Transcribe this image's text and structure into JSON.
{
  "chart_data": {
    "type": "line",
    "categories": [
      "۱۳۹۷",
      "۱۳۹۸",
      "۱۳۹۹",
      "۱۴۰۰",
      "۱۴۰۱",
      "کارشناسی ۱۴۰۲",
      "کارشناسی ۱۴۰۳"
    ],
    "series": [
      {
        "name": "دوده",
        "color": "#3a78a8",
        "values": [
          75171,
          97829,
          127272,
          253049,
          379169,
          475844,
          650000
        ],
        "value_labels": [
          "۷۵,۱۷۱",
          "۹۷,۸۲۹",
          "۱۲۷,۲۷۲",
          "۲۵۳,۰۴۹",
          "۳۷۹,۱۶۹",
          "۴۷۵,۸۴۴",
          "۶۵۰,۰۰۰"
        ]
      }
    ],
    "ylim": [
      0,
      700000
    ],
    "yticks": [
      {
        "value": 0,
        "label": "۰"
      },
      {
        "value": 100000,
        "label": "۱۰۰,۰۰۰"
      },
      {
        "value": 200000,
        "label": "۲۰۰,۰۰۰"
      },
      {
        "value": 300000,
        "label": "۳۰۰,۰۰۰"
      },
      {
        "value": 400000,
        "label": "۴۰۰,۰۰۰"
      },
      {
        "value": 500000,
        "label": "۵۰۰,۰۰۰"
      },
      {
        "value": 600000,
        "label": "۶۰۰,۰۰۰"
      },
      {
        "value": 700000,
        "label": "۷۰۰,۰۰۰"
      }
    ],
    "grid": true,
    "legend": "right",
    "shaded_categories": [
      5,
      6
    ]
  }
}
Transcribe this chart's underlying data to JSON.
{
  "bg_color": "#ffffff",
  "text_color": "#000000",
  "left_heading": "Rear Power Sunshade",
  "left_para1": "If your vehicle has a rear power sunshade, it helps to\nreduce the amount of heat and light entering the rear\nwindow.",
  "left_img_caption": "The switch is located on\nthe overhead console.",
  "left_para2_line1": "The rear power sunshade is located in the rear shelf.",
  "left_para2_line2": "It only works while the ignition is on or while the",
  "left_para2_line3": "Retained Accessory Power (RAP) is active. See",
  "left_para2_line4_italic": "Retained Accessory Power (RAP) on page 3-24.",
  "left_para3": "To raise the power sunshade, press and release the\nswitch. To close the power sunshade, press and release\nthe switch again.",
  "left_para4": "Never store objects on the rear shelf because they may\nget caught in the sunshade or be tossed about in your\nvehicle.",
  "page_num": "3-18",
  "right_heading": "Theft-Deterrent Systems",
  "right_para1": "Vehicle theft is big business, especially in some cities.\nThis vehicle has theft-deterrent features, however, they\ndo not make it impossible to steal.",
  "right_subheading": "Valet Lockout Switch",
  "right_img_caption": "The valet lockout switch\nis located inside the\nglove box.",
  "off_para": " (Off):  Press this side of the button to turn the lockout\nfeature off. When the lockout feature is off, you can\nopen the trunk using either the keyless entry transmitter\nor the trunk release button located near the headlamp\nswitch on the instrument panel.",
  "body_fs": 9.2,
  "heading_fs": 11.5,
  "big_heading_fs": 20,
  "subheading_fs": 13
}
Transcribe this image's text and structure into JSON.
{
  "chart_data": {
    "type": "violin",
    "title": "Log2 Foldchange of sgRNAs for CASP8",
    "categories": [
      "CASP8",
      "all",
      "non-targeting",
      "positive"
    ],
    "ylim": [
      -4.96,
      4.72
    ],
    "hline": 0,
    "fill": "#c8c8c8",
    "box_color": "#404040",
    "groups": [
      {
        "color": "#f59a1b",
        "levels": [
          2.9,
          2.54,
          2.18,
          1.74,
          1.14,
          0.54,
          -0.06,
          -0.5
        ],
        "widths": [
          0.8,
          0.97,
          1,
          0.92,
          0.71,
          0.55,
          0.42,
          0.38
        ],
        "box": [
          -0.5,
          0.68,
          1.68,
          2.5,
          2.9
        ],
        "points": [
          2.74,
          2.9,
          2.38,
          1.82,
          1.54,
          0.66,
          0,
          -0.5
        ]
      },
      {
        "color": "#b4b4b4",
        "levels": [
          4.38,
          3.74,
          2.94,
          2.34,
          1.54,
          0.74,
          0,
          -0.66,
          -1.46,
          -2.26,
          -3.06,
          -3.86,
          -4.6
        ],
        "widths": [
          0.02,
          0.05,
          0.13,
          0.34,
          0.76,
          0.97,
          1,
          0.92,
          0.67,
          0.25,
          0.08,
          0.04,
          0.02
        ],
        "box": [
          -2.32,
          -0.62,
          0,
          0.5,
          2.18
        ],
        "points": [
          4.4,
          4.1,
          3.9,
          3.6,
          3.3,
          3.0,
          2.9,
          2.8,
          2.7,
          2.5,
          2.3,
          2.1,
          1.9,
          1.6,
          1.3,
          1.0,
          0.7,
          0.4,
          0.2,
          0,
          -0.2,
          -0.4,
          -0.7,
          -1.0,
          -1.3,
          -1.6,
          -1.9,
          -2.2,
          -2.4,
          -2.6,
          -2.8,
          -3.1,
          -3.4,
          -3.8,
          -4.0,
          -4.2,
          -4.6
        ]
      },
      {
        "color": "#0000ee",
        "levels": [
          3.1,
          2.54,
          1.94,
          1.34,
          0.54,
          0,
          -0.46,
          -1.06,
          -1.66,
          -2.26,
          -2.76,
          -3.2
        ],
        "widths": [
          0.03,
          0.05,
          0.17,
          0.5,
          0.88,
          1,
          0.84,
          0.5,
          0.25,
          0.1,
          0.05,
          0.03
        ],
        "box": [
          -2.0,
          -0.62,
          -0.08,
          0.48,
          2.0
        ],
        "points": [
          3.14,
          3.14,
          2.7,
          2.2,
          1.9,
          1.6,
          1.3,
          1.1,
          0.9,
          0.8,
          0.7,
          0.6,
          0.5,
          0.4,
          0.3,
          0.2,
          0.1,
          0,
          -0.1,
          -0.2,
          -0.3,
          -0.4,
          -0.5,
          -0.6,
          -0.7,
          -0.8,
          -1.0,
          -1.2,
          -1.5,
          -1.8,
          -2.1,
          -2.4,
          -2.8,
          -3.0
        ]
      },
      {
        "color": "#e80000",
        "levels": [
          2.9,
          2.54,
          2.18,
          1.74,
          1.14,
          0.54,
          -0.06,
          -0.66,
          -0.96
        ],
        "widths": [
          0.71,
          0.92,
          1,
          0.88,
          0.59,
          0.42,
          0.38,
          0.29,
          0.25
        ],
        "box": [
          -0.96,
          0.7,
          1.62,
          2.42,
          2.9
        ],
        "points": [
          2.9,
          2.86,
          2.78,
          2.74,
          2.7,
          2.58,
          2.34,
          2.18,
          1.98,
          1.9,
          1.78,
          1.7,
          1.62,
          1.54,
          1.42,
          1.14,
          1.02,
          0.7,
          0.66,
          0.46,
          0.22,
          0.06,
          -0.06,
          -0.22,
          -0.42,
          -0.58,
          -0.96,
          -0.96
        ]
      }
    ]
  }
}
======
EXERCISE AIM | What is the number of lines in the listing that include the word "shelf"? Give that number and nothing else.

TASK RESULT | 2